___ Input data
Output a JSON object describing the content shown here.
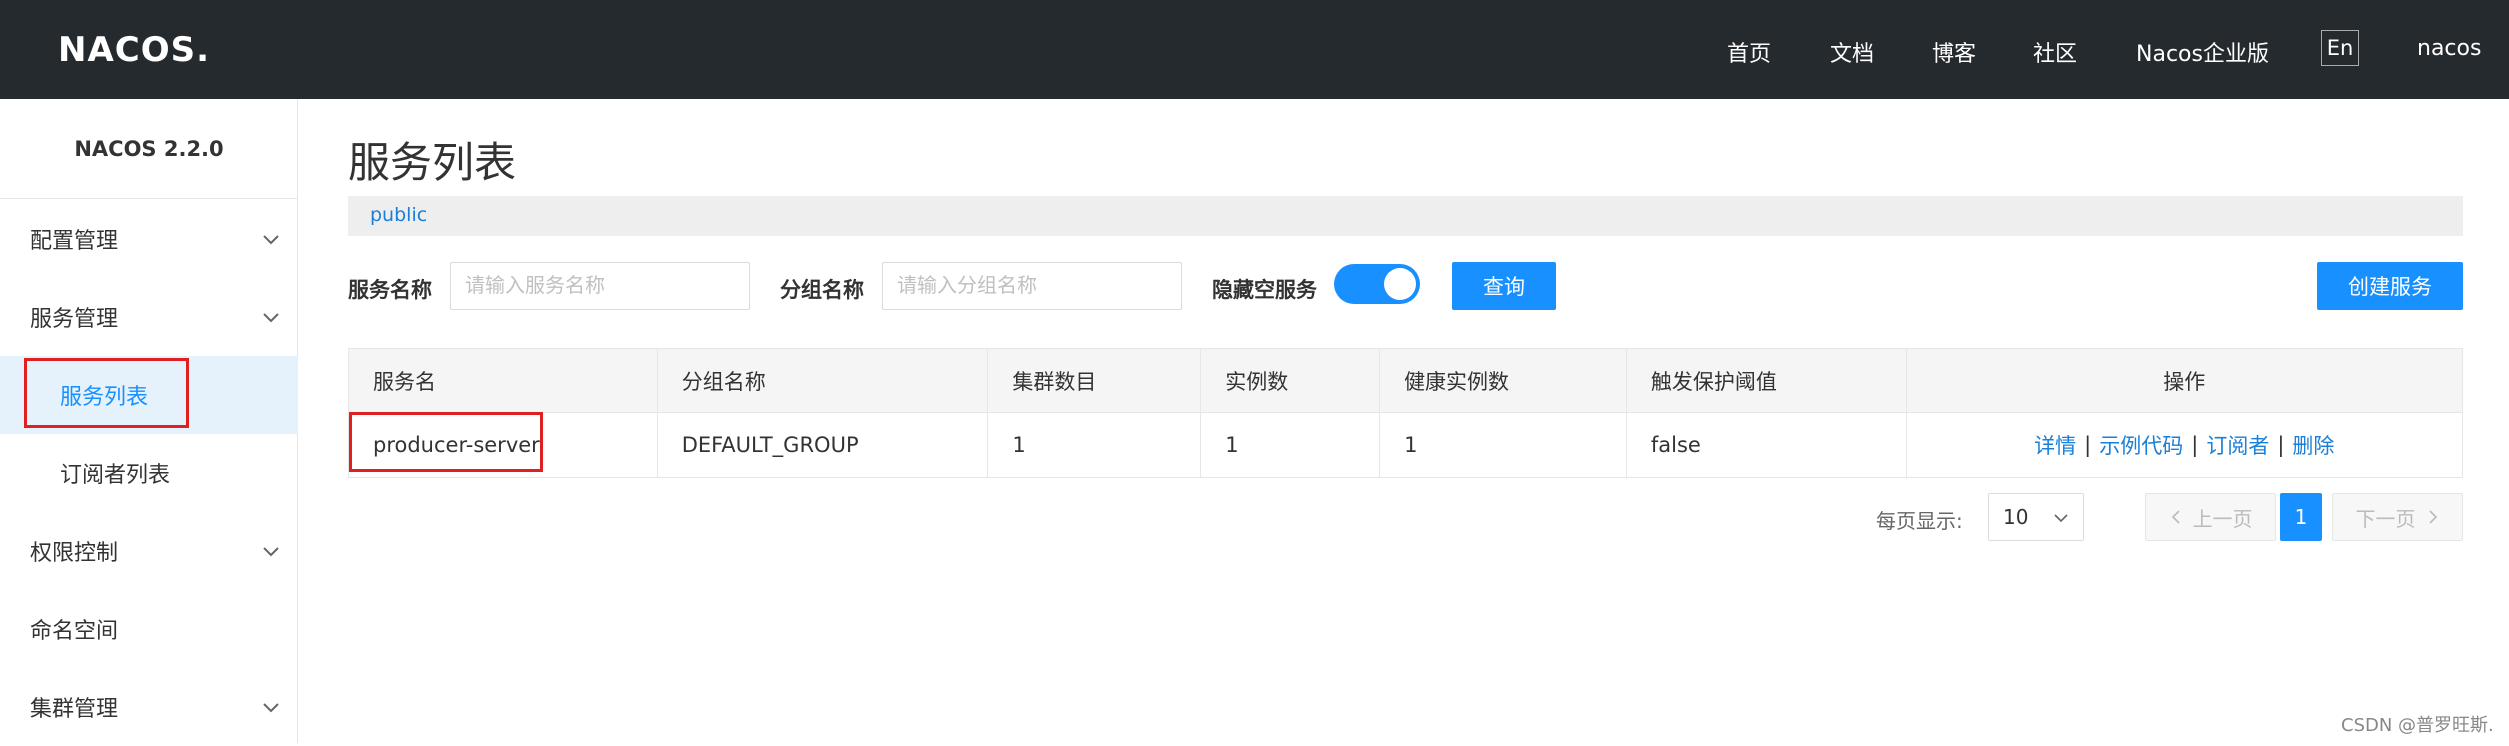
{
  "topbar": {
    "logo": "NACOS.",
    "nav": {
      "homepage": "首页",
      "docs": "文档",
      "blog": "博客",
      "community": "社区",
      "enterprise": "Nacos企业版",
      "lang": "En",
      "user": "nacos"
    }
  },
  "sidebar": {
    "title": "NACOS 2.2.0",
    "items": [
      {
        "label": "配置管理",
        "expandable": true
      },
      {
        "label": "服务管理",
        "expandable": true
      },
      {
        "label": "服务列表",
        "active": true
      },
      {
        "label": "订阅者列表"
      },
      {
        "label": "权限控制",
        "expandable": true
      },
      {
        "label": "命名空间"
      },
      {
        "label": "集群管理",
        "expandable": true
      }
    ]
  },
  "main": {
    "title": "服务列表",
    "namespace": "public",
    "filters": {
      "service_name_label": "服务名称",
      "service_name_placeholder": "请输入服务名称",
      "group_name_label": "分组名称",
      "group_name_placeholder": "请输入分组名称",
      "hide_empty_label": "隐藏空服务",
      "query_button": "查询",
      "create_button": "创建服务"
    },
    "table": {
      "headers": [
        "服务名",
        "分组名称",
        "集群数目",
        "实例数",
        "健康实例数",
        "触发保护阈值",
        "操作"
      ],
      "rows": [
        {
          "service": "producer-server",
          "group": "DEFAULT_GROUP",
          "clusters": "1",
          "instances": "1",
          "healthy": "1",
          "protect": "false",
          "ops": [
            "详情",
            "示例代码",
            "订阅者",
            "删除"
          ]
        }
      ]
    },
    "pagination": {
      "per_page_label": "每页显示:",
      "per_page_value": "10",
      "prev": "上一页",
      "current": "1",
      "next": "下一页"
    }
  },
  "watermark": "CSDN @普罗旺斯.",
  "colors": {
    "topbar": "#252a2f",
    "primary": "#1890ff",
    "highlight": "#e02020"
  }
}
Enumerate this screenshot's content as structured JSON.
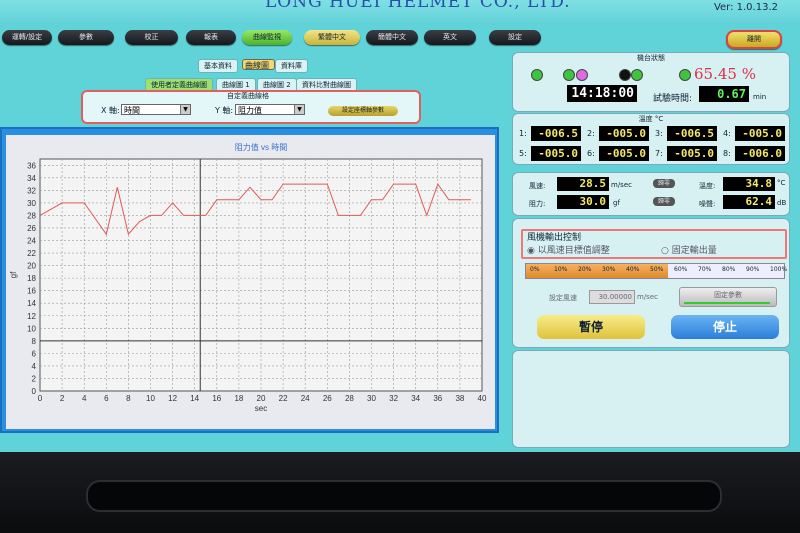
{
  "header": {
    "brand": "LONG HUEI HELMET CO., LTD.",
    "version": "Ver: 1.0.13.2"
  },
  "menu": [
    {
      "label": "運轉/設定",
      "style": "dark"
    },
    {
      "label": "參數",
      "style": "dark"
    },
    {
      "label": "校正",
      "style": "dark"
    },
    {
      "label": "報表",
      "style": "dark"
    },
    {
      "label": "曲線監視",
      "style": "green"
    },
    {
      "label": "繁體中文",
      "style": "yellow"
    },
    {
      "label": "簡體中文",
      "style": "dark"
    },
    {
      "label": "英文",
      "style": "dark"
    },
    {
      "label": "設定",
      "style": "dark"
    },
    {
      "label": "離開",
      "style": "exit"
    }
  ],
  "tabs": {
    "basic": "基本資料",
    "curve": "曲線圖",
    "data": "資料庫"
  },
  "subtabs": {
    "custom": "使用者定義曲線圖",
    "curve1": "曲線圖 1",
    "curve2": "曲線圖 2",
    "compare": "資料比對曲線圖"
  },
  "config": {
    "title": "自定義曲線格",
    "x_label": "X 軸:",
    "x_value": "時間",
    "y_label": "Y 軸:",
    "y_value": "阻力值",
    "set_button": "設定座標軸參數"
  },
  "chart_data": {
    "type": "line",
    "title": "阻力值 vs 時間",
    "xlabel": "sec",
    "ylabel": "gf",
    "xlim": [
      0,
      40
    ],
    "ylim": [
      0,
      37
    ],
    "xticks": [
      0,
      2,
      4,
      6,
      8,
      10,
      12,
      14,
      16,
      18,
      20,
      22,
      24,
      26,
      28,
      30,
      32,
      34,
      36,
      38,
      40
    ],
    "yticks": [
      0,
      2,
      4,
      6,
      8,
      10,
      12,
      14,
      16,
      18,
      20,
      22,
      24,
      26,
      28,
      30,
      32,
      34,
      36
    ],
    "grid": true,
    "series": [
      {
        "color": "#e05a5a",
        "x": [
          0,
          1,
          2,
          4,
          6,
          7,
          8,
          9,
          10,
          11,
          12,
          13,
          14,
          15,
          16,
          17,
          18,
          19,
          20,
          21,
          22,
          24,
          26,
          27,
          28,
          29,
          30,
          31,
          32,
          33,
          34,
          35,
          36,
          37,
          38,
          39
        ],
        "y": [
          28,
          29,
          30,
          30,
          25,
          32.5,
          25,
          27,
          28,
          28,
          30,
          28,
          28,
          28,
          30.5,
          30.5,
          30.5,
          32.5,
          30.5,
          30.5,
          33,
          33,
          33,
          28,
          28,
          28,
          30.5,
          30.5,
          33,
          33,
          33,
          28,
          33,
          30.5,
          30.5,
          30.5
        ]
      }
    ],
    "hline": 8,
    "vline": 14.5
  },
  "status": {
    "title": "機台狀態",
    "percent": "65.45 %",
    "lamps": [
      "#3fc43f",
      "#3fc43f",
      "#e06adf",
      "#111111",
      "#3fc43f",
      "#3fc43f"
    ],
    "clock": "14:18:00",
    "test_time_label": "試驗時間:",
    "test_time": "0.67",
    "test_time_unit": "min"
  },
  "temperature": {
    "title": "溫度 °C",
    "sensors": [
      {
        "label": "1:",
        "value": "-006.5"
      },
      {
        "label": "2:",
        "value": "-005.0"
      },
      {
        "label": "3:",
        "value": "-006.5"
      },
      {
        "label": "4:",
        "value": "-005.0"
      },
      {
        "label": "5:",
        "value": "-005.0"
      },
      {
        "label": "6:",
        "value": "-005.0"
      },
      {
        "label": "7:",
        "value": "-005.0"
      },
      {
        "label": "8:",
        "value": "-006.0"
      }
    ]
  },
  "measure": {
    "wind_label": "風速:",
    "wind_value": "28.5",
    "wind_unit": "m/sec",
    "resist_label": "阻力:",
    "resist_value": "30.0",
    "resist_unit": "gf",
    "temp_label": "溫度:",
    "temp_value": "34.8",
    "temp_unit": "°C",
    "noise_label": "噪聲:",
    "noise_value": "62.4",
    "noise_unit": "dB",
    "tare_label": "歸零"
  },
  "fan": {
    "title": "風機輸出控制",
    "option1": "以風速目標值調整",
    "option2": "固定輸出量",
    "scale": [
      "0%",
      "10%",
      "20%",
      "30%",
      "40%",
      "50%",
      "60%",
      "70%",
      "80%",
      "90%",
      "100%"
    ],
    "output_fraction": 0.55,
    "setpoint_label": "設定風速",
    "setpoint_value": "30.00000",
    "setpoint_unit": "m/sec",
    "fixed_button": "固定參數",
    "pause_button": "暫停",
    "stop_button": "停止"
  }
}
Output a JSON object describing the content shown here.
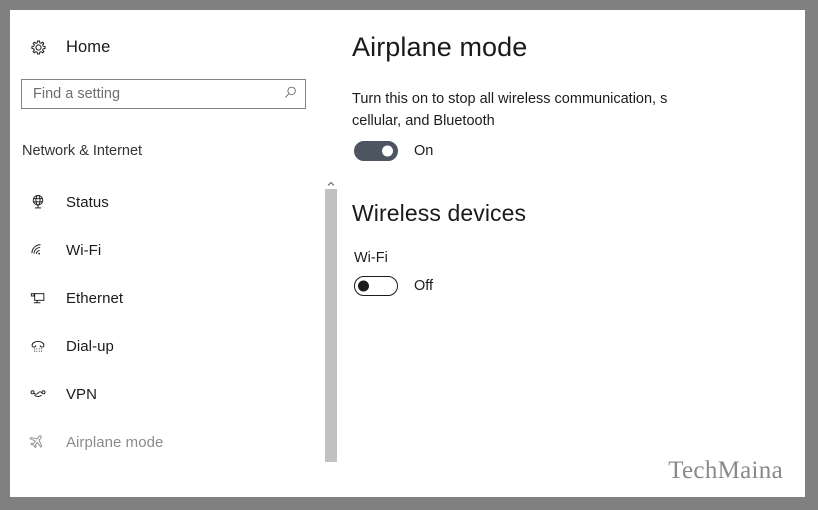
{
  "window": {
    "home_label": "Home",
    "home_icon": "gear-icon"
  },
  "search": {
    "placeholder": "Find a setting",
    "value": "",
    "icon": "search-icon"
  },
  "sidebar": {
    "category": "Network & Internet",
    "items": [
      {
        "label": "Status",
        "icon": "globe-monitor-icon",
        "active": false
      },
      {
        "label": "Wi-Fi",
        "icon": "wifi-icon",
        "active": false
      },
      {
        "label": "Ethernet",
        "icon": "ethernet-icon",
        "active": false
      },
      {
        "label": "Dial-up",
        "icon": "dialup-phone-icon",
        "active": false
      },
      {
        "label": "VPN",
        "icon": "vpn-icon",
        "active": false
      },
      {
        "label": "Airplane mode",
        "icon": "airplane-icon",
        "active": true
      }
    ]
  },
  "scrollbar": {
    "up_arrow_icon": "chevron-up-icon"
  },
  "main": {
    "title": "Airplane mode",
    "description": "Turn this on to stop all wireless communication, s\ncellular, and Bluetooth",
    "airplane_toggle": {
      "state_label": "On",
      "checked": true
    },
    "section_heading": "Wireless devices",
    "device_label": "Wi-Fi",
    "wifi_toggle": {
      "state_label": "Off",
      "checked": false
    }
  },
  "watermark": {
    "text": "TechMaina"
  },
  "colors": {
    "frame": "#808080",
    "toggle_on": "#4c5560",
    "toggle_off_border": "#1b1b1b",
    "scroll_thumb": "#c1c1c1",
    "active_nav_text": "#8c8c8c",
    "watermark": "#8a8a8a"
  }
}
______
- What you have to do: Select, from the listing, all lines that include the word "icon".

- Solution to this task:
    "home_icon": "gear-icon"
    "icon": "search-icon"
        "icon": "globe-monitor-icon",
        "icon": "wifi-icon",
        "icon": "ethernet-icon",
        "icon": "dialup-phone-icon",
        "icon": "vpn-icon",
        "icon": "airplane-icon",
    "up_arrow_icon": "chevron-up-icon"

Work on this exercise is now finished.